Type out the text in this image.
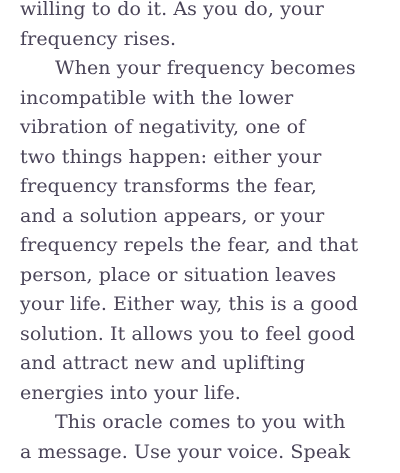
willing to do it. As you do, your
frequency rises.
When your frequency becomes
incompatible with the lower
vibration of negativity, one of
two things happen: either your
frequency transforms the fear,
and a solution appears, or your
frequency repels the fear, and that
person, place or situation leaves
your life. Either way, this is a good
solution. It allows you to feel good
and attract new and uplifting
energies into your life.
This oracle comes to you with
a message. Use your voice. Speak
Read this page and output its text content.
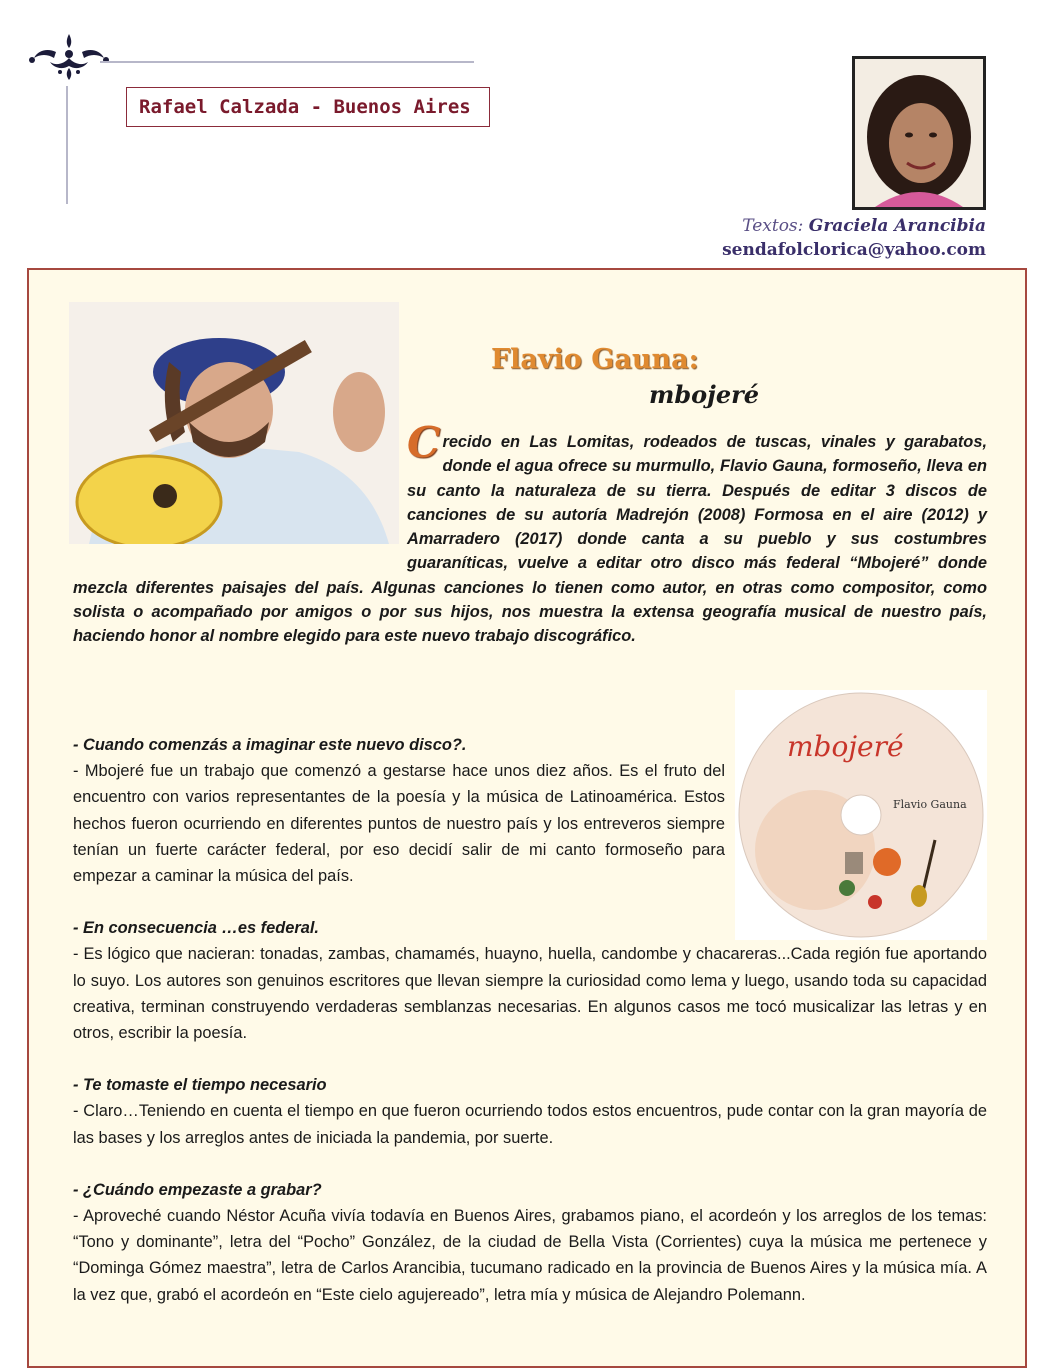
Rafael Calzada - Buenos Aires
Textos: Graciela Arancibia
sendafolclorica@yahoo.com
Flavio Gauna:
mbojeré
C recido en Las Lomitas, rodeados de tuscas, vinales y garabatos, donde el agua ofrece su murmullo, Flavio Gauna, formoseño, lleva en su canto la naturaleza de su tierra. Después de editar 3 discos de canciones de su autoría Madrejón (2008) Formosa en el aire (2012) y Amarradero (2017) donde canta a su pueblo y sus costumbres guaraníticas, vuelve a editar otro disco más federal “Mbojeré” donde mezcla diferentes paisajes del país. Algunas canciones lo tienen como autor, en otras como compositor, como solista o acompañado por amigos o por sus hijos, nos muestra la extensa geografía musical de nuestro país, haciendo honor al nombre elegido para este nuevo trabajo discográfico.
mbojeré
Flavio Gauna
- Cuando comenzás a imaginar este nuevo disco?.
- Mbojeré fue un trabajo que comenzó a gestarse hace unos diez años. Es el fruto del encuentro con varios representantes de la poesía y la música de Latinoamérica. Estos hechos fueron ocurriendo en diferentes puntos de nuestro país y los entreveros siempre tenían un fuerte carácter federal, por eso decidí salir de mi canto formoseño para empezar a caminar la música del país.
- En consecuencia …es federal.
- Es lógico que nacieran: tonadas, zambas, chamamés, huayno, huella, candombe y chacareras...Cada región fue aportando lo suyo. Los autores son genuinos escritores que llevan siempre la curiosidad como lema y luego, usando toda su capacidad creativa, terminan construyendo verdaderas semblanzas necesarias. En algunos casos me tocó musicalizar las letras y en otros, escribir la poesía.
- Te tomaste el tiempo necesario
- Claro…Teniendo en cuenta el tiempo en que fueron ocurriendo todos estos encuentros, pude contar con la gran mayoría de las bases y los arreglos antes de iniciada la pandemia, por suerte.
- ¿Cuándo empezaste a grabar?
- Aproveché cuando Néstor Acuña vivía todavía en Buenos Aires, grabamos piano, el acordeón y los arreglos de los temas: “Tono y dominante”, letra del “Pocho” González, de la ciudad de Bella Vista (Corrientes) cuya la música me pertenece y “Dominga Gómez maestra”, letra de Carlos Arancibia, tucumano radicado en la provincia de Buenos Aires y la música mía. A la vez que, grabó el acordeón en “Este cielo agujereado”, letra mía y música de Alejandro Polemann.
+ + +
- **Aim**
All of the material above needs to be restated exactly, with no pictures.

- **Answer to the problem**
Type out the text in this image.
willing to do it. As you do, your
frequency rises.
When your frequency becomes
incompatible with the lower
vibration of negativity, one of
two things happen: either your
frequency transforms the fear,
and a solution appears, or your
frequency repels the fear, and that
person, place or situation leaves
your life. Either way, this is a good
solution. It allows you to feel good
and attract new and uplifting
energies into your life.
This oracle comes to you with
a message. Use your voice. Speak
Read this page and output its text content.
Rafael Calzada - Buenos Aires
Textos: Graciela Arancibia
sendafolclorica@yahoo.com
Flavio Gauna:
mbojeré
C recido en Las Lomitas, rodeados de tuscas, vinales y garabatos, donde el agua ofrece su murmullo, Flavio Gauna, formoseño, lleva en su canto la naturaleza de su tierra. Después de editar 3 discos de canciones de su autoría Madrejón (2008) Formosa en el aire (2012) y Amarradero (2017) donde canta a su pueblo y sus costumbres guaraníticas, vuelve a editar otro disco más federal “Mbojeré” donde mezcla diferentes paisajes del país. Algunas canciones lo tienen como autor, en otras como compositor, como solista o acompañado por amigos o por sus hijos, nos muestra la extensa geografía musical de nuestro país, haciendo honor al nombre elegido para este nuevo trabajo discográfico.
mbojeré
Flavio Gauna
- Cuando comenzás a imaginar este nuevo disco?.
- Mbojeré fue un trabajo que comenzó a gestarse hace unos diez años. Es el fruto del encuentro con varios representantes de la poesía y la música de Latinoamérica. Estos hechos fueron ocurriendo en diferentes puntos de nuestro país y los entreveros siempre tenían un fuerte carácter federal, por eso decidí salir de mi canto formoseño para empezar a caminar la música del país.
- En consecuencia …es federal.
- Es lógico que nacieran: tonadas, zambas, chamamés, huayno, huella, candombe y chacareras...Cada región fue aportando lo suyo. Los autores son genuinos escritores que llevan siempre la curiosidad como lema y luego, usando toda su capacidad creativa, terminan construyendo verdaderas semblanzas necesarias. En algunos casos me tocó musicalizar las letras y en otros, escribir la poesía.
- Te tomaste el tiempo necesario
- Claro…Teniendo en cuenta el tiempo en que fueron ocurriendo todos estos encuentros, pude contar con la gran mayoría de las bases y los arreglos antes de iniciada la pandemia, por suerte.
- ¿Cuándo empezaste a grabar?
- Aproveché cuando Néstor Acuña vivía todavía en Buenos Aires, grabamos piano, el acordeón y los arreglos de los temas: “Tono y dominante”, letra del “Pocho” González, de la ciudad de Bella Vista (Corrientes) cuya la música me pertenece y “Dominga Gómez maestra”, letra de Carlos Arancibia, tucumano radicado en la provincia de Buenos Aires y la música mía. A la vez que, grabó el acordeón en “Este cielo agujereado”, letra mía y música de Alejandro Polemann.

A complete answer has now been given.